** START OF EXTRACTED INFORMATION **
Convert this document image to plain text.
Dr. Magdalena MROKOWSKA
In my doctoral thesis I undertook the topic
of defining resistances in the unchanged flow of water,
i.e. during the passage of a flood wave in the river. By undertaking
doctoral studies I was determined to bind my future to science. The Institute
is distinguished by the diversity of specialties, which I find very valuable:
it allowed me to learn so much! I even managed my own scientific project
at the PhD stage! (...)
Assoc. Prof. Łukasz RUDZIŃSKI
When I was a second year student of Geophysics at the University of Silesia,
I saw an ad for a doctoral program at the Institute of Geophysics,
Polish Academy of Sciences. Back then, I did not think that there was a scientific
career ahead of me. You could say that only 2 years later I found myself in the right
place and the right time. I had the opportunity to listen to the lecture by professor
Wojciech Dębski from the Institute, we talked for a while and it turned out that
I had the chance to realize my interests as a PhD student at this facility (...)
** END OF EXTRACTED INFORMATION **
** START OF EXTRACTED INFORMATION **
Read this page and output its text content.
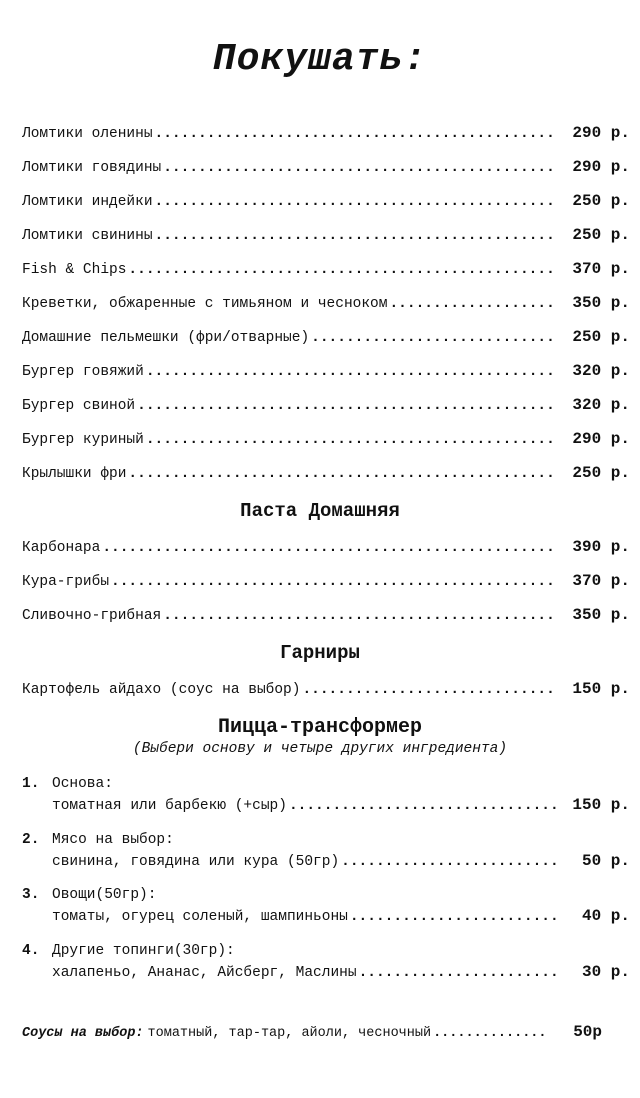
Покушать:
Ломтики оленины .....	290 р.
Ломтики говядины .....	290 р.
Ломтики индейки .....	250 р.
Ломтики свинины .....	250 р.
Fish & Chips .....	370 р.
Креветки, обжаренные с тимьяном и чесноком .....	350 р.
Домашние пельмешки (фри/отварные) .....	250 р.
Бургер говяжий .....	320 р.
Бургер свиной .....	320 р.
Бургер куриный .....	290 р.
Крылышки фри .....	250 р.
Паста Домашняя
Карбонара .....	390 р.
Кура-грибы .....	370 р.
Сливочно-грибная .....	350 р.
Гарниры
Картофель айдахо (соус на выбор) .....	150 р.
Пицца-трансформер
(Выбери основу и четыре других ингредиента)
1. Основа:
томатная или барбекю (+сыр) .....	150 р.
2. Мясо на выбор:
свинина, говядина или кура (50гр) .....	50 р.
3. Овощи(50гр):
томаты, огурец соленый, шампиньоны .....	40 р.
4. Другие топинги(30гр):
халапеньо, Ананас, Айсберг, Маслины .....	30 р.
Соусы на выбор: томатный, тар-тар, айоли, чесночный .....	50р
** END OF EXTRACTED INFORMATION **
** START OF EXTRACTED INFORMATION **
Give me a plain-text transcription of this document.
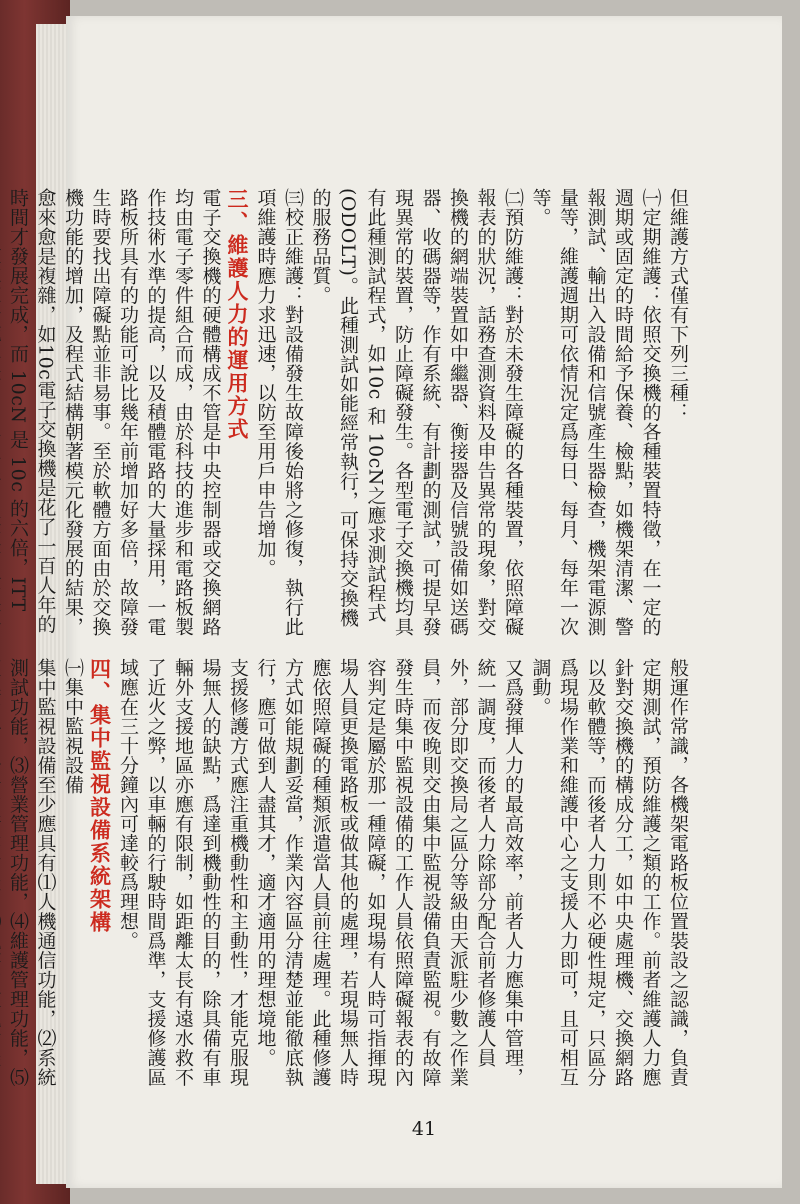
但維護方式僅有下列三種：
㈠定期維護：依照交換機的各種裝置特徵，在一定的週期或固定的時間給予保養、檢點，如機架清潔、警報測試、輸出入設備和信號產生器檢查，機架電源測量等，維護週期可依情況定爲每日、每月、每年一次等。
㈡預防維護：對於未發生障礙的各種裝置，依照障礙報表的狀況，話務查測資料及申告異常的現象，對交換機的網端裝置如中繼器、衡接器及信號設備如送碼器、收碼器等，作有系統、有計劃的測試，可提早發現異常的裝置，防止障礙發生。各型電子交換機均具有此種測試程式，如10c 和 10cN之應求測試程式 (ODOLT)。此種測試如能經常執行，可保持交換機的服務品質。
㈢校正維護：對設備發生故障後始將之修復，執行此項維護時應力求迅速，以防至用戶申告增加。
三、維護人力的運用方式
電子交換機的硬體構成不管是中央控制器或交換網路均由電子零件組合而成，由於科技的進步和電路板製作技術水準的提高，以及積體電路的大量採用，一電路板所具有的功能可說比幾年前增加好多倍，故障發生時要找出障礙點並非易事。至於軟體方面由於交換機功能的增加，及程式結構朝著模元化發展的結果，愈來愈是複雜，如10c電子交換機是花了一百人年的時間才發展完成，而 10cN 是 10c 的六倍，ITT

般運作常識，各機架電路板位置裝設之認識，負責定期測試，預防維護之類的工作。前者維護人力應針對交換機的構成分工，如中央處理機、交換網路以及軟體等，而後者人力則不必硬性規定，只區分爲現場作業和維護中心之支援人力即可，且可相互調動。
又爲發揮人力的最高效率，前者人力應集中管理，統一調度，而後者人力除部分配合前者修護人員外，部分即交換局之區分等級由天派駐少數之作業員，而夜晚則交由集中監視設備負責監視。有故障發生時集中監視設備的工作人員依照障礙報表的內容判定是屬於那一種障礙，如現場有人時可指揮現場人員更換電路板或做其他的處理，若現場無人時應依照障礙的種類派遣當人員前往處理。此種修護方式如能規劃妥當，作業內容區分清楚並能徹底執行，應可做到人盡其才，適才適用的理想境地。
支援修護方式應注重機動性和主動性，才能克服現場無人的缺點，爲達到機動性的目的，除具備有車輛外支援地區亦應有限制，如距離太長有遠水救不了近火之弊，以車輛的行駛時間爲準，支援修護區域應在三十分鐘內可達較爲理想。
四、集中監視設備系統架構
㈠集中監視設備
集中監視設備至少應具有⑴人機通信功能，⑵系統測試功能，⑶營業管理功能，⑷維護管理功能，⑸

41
** END OF EXTRACTED INFORMATION **
▶ [EXERCISE BRIEF]
Using the records above, select and copy every line that has the word "student".

▶ [OUTPUT OF THE EXERCISE]
When I was a second year student of Geophysics at the University of Silesia,
I had the chance to realize my interests as a PhD student at this facility (...)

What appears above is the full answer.